-- start of RECORDS FOR THE TASK --
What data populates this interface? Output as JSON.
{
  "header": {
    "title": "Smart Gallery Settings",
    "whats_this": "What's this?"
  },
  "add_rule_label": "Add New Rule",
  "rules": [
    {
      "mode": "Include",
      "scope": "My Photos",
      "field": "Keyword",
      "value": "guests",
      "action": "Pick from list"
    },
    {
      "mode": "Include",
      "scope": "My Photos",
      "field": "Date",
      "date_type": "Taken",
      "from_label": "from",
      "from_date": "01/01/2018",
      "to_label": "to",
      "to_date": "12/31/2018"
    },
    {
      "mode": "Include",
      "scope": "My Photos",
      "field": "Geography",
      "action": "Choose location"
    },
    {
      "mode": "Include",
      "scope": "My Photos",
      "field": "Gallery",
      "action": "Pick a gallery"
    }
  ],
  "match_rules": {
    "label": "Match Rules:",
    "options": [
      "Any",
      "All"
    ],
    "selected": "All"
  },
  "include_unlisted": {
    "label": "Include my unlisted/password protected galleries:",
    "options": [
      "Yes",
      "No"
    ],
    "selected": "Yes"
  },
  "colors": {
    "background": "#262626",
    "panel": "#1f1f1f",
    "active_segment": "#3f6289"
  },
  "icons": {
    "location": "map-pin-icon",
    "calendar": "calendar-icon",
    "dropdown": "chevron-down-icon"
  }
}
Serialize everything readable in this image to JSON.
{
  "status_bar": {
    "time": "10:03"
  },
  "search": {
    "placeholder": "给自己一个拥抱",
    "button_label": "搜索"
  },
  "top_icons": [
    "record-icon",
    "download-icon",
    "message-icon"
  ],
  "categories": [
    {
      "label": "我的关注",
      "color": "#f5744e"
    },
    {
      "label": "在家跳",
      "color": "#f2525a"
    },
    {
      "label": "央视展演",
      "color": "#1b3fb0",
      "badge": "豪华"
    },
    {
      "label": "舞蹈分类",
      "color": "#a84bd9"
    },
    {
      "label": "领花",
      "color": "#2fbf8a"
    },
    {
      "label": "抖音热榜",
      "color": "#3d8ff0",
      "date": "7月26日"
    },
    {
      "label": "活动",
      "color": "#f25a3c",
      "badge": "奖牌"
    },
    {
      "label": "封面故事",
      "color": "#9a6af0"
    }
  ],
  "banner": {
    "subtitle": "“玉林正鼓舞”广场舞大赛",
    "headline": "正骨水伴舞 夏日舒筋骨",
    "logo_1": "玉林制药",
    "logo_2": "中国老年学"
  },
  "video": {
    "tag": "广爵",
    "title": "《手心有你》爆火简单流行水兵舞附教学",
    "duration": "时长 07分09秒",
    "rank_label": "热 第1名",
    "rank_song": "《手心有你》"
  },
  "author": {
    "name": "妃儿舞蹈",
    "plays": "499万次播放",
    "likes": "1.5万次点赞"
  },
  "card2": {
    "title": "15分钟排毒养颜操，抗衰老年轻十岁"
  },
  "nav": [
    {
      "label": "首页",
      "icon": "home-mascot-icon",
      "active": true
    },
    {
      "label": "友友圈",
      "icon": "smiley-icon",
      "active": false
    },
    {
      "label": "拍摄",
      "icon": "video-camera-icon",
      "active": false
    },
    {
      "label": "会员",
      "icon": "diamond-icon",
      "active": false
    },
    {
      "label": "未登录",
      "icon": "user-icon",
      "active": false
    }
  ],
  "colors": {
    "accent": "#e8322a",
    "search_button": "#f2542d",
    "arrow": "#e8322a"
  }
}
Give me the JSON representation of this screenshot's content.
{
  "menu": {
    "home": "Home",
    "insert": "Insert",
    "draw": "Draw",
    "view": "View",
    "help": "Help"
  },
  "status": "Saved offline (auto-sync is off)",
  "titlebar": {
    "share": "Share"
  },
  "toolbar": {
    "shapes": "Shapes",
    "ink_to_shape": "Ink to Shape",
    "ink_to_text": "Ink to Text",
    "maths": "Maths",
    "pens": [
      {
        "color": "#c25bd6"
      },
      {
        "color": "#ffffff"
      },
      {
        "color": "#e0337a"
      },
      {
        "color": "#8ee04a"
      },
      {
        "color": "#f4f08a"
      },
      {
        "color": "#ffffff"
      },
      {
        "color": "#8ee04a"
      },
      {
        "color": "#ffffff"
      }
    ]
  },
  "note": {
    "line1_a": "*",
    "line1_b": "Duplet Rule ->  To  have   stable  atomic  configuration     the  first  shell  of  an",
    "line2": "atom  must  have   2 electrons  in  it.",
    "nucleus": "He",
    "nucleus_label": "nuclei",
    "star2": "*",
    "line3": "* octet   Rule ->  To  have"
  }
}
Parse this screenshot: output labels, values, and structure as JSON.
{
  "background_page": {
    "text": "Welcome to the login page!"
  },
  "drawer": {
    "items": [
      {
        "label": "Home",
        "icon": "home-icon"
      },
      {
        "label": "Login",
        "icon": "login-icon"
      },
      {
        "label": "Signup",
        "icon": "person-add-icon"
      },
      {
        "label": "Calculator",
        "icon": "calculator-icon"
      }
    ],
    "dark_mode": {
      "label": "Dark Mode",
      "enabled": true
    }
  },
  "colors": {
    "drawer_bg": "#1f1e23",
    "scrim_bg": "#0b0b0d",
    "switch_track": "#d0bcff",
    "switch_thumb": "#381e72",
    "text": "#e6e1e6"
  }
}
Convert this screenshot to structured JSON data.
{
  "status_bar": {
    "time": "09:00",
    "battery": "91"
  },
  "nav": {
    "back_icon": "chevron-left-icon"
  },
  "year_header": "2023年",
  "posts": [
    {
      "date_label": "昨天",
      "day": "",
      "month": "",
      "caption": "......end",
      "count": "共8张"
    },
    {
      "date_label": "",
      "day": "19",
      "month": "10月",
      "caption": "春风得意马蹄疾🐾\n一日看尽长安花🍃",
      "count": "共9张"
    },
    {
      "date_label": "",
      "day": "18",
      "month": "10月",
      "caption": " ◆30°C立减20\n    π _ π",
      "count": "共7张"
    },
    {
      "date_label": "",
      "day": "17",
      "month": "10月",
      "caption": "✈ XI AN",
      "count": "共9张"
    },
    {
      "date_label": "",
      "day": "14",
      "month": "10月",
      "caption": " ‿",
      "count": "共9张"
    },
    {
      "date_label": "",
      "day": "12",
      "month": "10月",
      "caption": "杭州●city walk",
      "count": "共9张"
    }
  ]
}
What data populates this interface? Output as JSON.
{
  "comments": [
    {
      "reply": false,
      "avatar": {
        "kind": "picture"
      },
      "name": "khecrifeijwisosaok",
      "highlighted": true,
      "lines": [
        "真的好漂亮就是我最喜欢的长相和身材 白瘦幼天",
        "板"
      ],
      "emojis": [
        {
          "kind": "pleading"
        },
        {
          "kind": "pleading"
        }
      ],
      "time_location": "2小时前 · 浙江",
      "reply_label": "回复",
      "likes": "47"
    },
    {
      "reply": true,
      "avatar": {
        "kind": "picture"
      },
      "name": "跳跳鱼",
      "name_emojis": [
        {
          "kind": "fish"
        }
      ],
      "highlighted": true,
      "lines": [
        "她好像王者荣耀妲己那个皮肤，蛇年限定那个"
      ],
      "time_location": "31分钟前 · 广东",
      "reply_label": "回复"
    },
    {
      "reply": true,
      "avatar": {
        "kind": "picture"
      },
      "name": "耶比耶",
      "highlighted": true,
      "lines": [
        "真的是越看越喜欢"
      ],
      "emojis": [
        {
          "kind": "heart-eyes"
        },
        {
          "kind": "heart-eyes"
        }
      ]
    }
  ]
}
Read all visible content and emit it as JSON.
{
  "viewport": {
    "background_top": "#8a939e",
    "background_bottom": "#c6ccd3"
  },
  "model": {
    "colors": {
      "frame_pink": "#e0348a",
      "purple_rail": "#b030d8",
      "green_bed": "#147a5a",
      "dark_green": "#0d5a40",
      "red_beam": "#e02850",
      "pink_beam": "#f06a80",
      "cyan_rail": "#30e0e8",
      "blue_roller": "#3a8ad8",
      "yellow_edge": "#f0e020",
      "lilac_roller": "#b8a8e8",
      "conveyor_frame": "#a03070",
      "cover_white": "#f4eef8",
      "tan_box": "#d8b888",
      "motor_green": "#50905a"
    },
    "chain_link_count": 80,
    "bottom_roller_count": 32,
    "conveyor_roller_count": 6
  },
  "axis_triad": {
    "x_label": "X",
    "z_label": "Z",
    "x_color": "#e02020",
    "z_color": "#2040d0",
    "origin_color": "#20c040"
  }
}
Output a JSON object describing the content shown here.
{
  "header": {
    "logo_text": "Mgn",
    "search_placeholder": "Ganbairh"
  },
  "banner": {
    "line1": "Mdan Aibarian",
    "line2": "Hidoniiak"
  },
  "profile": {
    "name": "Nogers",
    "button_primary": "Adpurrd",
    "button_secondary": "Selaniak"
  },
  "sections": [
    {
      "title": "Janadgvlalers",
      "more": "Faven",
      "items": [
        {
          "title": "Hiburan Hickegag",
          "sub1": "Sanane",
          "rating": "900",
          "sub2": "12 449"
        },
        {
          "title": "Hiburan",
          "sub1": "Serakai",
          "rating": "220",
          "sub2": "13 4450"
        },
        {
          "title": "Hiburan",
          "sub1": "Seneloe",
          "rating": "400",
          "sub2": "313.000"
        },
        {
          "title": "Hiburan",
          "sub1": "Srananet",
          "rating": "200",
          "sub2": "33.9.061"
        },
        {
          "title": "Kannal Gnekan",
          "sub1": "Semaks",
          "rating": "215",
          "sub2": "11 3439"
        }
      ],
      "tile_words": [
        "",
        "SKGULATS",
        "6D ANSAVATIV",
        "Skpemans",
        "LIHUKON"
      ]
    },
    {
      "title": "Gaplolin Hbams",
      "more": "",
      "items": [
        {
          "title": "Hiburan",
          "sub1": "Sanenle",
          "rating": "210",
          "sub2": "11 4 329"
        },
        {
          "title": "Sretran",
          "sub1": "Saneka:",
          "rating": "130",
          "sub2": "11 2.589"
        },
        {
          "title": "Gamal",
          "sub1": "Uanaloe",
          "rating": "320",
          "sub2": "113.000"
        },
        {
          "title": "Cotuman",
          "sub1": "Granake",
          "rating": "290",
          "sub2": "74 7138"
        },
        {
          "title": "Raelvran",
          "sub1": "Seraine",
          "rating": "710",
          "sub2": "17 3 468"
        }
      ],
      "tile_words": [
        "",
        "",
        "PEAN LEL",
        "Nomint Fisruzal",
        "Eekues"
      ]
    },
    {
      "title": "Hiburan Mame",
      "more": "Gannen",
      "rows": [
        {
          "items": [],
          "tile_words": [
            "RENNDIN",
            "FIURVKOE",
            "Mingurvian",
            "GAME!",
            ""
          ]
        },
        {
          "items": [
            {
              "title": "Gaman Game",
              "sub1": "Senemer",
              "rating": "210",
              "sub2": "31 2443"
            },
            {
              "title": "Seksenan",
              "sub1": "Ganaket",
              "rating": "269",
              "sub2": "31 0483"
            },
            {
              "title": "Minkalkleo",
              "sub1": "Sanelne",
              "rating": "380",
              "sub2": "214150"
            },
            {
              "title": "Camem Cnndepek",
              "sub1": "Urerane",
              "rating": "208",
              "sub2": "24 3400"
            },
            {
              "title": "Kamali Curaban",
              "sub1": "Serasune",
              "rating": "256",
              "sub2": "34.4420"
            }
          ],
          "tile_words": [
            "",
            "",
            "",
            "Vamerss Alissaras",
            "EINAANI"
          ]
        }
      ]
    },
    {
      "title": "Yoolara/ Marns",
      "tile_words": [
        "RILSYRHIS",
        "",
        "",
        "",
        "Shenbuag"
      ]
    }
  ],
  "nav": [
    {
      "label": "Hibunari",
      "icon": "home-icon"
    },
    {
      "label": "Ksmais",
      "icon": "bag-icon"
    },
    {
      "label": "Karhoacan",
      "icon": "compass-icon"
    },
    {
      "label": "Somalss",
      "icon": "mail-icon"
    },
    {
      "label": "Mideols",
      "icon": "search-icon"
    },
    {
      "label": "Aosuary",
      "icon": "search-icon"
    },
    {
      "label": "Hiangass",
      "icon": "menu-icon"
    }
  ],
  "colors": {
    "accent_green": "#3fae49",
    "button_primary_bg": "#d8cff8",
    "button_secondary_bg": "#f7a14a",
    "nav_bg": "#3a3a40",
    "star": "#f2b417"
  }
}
-- end of RECORDS FOR THE TASK --
— WRITTEN REQUEST —
Using the listing above, gather each line that holds the string "手心有你" and copy it.

— WRITTEN ANSWER —
    "title": "《手心有你》爆火简单流行水兵舞附教学",
    "rank_song": "《手心有你》"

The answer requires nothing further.